SHORT PROBLEM
Pick out each line containing the string "this".

[Entries with figure data]
+++

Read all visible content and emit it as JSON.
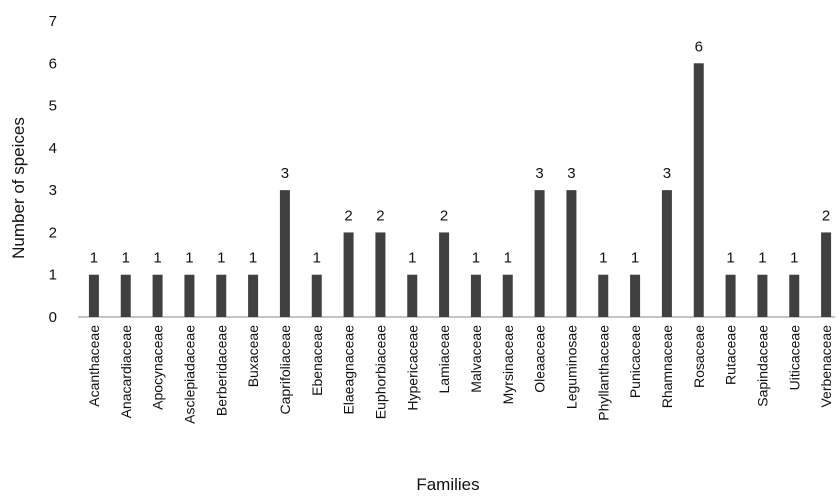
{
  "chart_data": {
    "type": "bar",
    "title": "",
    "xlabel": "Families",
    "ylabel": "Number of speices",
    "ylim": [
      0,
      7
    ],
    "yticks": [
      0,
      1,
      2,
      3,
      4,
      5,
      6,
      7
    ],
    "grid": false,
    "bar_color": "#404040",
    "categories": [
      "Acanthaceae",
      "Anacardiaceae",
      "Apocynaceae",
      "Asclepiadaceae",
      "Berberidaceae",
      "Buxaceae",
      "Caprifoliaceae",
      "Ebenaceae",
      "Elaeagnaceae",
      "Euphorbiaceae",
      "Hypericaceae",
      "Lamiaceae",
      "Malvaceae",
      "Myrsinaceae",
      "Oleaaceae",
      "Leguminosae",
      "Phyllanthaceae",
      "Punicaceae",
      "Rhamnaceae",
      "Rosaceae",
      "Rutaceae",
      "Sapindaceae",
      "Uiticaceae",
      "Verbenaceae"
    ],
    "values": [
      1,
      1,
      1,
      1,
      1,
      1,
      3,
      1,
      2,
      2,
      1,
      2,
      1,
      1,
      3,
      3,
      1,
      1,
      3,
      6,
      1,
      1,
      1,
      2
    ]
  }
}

+++

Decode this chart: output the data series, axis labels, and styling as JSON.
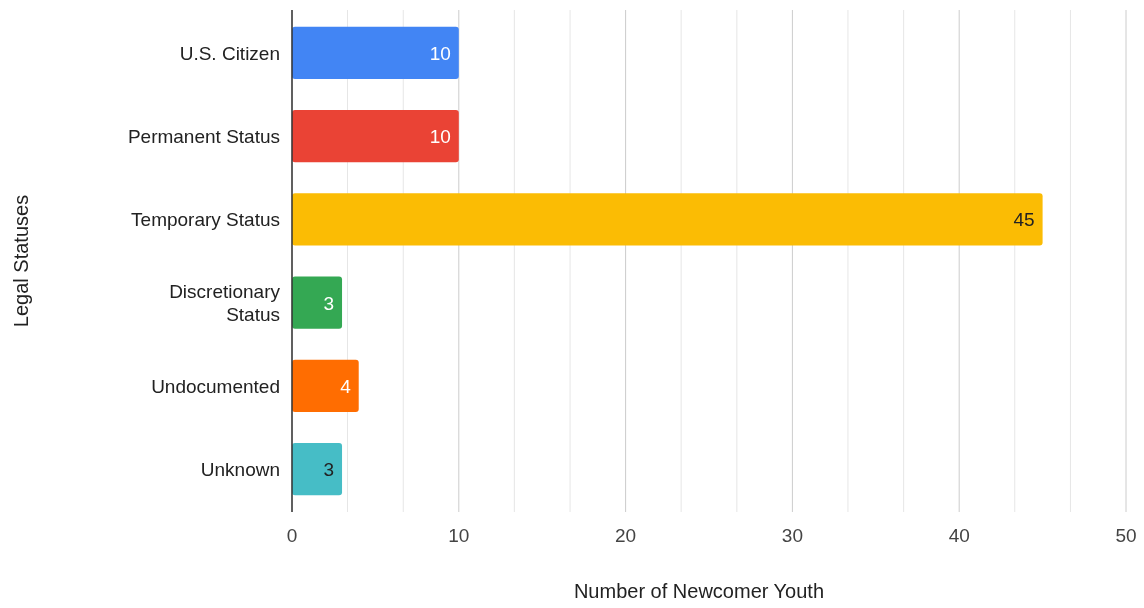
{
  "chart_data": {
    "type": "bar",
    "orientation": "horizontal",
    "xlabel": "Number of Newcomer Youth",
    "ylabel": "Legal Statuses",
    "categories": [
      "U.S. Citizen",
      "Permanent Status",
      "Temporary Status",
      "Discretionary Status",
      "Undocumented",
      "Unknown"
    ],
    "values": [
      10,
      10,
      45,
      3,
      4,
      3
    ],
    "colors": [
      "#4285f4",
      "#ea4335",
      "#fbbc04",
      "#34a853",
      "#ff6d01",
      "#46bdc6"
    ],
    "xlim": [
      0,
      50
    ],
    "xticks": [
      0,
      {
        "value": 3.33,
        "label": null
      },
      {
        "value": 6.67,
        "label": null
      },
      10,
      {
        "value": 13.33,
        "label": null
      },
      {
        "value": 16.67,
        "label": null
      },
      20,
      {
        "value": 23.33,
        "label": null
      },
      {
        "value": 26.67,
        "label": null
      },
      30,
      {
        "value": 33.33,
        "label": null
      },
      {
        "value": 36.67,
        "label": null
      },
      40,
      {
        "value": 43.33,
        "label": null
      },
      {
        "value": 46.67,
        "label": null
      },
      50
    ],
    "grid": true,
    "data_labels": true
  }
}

+++

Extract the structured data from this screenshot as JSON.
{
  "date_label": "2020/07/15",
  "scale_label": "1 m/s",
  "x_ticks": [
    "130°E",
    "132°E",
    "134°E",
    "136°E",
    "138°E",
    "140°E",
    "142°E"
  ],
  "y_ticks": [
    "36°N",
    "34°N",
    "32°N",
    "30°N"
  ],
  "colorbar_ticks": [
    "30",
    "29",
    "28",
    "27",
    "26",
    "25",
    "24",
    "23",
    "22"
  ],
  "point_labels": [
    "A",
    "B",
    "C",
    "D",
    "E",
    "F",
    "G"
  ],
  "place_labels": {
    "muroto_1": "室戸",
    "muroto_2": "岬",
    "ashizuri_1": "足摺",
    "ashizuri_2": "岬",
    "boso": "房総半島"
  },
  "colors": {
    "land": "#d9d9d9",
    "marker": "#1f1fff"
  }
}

+++

RIGHT ANSWER
Decode this chart: output the data series, axis labels, and styling as JSON.
Extract the structured data from this screenshot as JSON.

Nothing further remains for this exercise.